◆ INSTRUCTIONS TO FOLLOW ◆
Provide only the number of lines in the data below that contain the word "RIGHTS".

◆ RECORDS FOR THIS EXERCISE ◆
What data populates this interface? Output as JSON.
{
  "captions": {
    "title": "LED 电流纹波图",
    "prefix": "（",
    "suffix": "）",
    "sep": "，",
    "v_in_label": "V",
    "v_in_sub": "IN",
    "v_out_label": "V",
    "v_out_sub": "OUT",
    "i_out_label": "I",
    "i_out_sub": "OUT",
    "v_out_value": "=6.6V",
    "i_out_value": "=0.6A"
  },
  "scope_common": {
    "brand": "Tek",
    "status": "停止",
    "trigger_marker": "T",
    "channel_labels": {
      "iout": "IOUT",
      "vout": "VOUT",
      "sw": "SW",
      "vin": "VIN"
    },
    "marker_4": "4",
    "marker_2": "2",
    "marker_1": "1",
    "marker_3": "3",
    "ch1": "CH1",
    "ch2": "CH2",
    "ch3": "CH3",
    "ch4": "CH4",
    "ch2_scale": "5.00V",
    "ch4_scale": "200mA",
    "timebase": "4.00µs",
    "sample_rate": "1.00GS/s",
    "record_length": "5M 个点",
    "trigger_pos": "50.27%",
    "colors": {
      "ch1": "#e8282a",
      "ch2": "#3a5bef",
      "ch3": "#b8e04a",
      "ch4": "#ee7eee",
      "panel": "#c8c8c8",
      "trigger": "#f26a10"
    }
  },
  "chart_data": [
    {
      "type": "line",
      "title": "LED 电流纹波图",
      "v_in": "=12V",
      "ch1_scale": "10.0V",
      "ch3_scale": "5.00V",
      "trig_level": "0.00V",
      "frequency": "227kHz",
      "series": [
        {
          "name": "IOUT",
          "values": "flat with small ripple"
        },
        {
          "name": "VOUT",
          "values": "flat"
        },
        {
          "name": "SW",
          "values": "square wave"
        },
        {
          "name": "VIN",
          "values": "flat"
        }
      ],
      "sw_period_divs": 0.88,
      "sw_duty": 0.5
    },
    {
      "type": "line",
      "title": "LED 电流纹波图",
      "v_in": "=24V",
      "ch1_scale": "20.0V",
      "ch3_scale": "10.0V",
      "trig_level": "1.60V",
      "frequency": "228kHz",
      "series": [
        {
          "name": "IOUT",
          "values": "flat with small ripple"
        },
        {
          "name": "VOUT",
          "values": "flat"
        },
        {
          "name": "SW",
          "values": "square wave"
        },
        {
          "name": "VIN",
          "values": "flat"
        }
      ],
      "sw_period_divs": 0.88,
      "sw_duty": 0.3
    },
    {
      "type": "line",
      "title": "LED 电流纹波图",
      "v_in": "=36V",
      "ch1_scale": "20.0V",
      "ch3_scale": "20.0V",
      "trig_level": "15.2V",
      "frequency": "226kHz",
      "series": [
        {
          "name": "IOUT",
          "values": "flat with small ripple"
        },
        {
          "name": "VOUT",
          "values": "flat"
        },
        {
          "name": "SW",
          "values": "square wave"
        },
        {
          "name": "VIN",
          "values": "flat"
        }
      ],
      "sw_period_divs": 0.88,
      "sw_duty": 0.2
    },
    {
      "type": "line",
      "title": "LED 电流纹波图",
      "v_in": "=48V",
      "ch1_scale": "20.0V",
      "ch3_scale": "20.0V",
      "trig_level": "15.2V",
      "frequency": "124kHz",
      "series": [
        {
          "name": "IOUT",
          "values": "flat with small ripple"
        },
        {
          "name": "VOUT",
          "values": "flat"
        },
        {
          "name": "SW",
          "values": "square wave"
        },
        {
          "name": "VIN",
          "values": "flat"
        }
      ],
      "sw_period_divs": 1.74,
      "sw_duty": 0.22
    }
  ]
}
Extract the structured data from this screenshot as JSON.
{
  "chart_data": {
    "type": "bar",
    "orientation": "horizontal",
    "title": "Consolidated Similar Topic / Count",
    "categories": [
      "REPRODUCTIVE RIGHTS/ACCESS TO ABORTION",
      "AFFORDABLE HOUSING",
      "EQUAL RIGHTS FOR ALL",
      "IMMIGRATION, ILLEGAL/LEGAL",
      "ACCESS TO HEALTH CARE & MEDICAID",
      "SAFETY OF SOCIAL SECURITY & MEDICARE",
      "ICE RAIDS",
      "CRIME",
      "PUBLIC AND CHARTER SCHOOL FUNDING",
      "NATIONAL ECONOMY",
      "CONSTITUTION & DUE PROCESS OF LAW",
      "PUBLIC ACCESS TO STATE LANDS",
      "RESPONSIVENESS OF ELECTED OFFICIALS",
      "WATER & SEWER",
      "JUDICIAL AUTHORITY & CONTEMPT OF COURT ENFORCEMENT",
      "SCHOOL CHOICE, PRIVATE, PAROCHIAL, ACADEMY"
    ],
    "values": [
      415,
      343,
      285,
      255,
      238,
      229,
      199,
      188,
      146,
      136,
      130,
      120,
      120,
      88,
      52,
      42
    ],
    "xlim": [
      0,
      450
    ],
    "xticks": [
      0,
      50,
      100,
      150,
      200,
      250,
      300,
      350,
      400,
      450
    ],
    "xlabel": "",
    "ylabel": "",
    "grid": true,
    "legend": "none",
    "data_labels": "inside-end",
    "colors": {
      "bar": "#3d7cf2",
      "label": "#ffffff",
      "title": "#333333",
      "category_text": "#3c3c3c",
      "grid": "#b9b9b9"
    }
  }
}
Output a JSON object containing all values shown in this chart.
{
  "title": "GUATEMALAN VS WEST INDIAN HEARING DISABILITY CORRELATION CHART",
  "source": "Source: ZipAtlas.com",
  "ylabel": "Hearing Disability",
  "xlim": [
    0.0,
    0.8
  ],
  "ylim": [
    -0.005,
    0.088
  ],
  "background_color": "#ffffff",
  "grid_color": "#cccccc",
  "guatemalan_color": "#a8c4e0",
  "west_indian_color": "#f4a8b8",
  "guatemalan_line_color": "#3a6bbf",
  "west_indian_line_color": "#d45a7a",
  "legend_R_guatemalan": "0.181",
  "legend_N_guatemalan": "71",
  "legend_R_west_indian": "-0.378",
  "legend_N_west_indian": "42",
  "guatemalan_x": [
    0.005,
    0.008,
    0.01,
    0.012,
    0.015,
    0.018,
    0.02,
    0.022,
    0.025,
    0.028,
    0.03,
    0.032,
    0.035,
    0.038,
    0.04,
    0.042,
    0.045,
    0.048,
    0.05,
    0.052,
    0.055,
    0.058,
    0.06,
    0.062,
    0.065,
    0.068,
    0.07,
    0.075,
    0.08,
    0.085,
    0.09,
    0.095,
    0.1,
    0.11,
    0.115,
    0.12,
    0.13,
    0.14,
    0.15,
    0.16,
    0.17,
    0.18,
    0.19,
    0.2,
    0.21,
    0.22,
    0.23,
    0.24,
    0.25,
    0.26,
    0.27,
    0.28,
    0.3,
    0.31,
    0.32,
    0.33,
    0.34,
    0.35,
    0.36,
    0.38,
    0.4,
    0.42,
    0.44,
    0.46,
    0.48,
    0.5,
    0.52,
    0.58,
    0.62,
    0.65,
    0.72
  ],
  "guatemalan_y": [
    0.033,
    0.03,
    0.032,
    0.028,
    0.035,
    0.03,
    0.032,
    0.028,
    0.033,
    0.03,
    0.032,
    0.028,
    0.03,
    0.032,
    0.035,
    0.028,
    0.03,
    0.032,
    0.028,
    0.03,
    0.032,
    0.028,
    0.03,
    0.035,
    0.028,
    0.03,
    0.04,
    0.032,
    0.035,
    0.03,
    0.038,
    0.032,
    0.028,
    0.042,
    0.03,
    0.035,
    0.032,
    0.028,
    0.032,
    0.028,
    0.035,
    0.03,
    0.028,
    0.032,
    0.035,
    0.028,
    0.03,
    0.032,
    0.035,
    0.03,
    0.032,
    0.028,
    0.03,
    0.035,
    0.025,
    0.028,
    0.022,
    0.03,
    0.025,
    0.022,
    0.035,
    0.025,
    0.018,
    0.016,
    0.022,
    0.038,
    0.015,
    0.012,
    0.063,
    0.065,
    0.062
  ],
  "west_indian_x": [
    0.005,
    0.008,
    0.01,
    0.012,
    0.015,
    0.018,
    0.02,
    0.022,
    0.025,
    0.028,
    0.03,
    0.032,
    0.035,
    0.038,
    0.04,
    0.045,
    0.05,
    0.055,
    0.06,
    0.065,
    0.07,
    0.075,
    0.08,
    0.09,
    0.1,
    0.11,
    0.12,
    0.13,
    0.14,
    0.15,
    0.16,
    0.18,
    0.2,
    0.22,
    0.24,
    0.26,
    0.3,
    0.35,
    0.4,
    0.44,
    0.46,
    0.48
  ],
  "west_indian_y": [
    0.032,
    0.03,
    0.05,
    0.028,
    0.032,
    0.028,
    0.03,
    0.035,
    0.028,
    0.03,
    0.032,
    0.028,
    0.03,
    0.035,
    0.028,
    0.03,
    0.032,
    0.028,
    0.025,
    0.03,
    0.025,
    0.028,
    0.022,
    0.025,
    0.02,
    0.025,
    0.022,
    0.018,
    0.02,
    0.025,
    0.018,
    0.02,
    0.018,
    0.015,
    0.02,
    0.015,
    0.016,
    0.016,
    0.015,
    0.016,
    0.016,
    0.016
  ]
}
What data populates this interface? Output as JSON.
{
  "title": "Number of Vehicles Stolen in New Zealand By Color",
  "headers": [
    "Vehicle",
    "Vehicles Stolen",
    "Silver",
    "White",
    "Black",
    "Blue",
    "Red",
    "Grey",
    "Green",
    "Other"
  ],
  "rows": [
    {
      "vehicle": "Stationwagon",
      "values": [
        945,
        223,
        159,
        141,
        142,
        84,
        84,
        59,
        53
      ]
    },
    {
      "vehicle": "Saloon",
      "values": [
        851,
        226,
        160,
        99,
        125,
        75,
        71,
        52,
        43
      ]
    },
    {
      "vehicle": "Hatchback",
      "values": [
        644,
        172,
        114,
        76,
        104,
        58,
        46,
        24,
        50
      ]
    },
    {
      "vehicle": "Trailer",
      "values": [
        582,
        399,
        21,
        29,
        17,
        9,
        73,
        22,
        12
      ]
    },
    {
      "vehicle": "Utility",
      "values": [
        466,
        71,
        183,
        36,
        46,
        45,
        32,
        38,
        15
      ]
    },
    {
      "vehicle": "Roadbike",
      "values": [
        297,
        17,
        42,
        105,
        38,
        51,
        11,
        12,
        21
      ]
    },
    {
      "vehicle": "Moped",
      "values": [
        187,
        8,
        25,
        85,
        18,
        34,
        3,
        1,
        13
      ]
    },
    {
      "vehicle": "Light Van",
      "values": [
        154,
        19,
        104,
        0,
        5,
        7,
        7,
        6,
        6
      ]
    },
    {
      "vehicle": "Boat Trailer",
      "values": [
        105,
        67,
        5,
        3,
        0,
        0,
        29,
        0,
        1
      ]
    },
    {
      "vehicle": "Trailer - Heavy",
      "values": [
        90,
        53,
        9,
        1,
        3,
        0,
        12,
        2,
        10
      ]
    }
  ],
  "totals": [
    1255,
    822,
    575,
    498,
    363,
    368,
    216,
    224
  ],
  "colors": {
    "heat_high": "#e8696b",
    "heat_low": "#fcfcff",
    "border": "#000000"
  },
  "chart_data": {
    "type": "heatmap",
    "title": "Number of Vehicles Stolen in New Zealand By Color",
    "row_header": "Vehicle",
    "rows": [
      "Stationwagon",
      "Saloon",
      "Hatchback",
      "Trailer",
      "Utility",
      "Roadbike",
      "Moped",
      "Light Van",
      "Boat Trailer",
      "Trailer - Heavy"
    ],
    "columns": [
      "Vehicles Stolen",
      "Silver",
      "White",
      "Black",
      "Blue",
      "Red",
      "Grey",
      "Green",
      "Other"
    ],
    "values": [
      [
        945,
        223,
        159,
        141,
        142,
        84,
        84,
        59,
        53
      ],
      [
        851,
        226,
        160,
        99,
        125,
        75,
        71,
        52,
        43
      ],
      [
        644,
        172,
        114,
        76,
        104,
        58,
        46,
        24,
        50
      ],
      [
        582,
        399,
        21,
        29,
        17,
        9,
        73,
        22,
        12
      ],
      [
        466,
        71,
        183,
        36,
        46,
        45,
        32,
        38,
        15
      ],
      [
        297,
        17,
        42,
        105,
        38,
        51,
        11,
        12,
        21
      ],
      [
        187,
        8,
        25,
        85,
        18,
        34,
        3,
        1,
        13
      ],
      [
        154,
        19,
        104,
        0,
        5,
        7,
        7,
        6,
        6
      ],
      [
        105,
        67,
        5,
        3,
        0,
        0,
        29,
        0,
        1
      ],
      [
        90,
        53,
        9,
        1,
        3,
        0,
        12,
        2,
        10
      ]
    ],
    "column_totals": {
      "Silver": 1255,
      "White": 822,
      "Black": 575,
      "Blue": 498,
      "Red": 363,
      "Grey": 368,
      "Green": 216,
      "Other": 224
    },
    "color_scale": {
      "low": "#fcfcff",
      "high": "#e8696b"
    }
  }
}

◆ EXERCISE SOLUTION ◆
2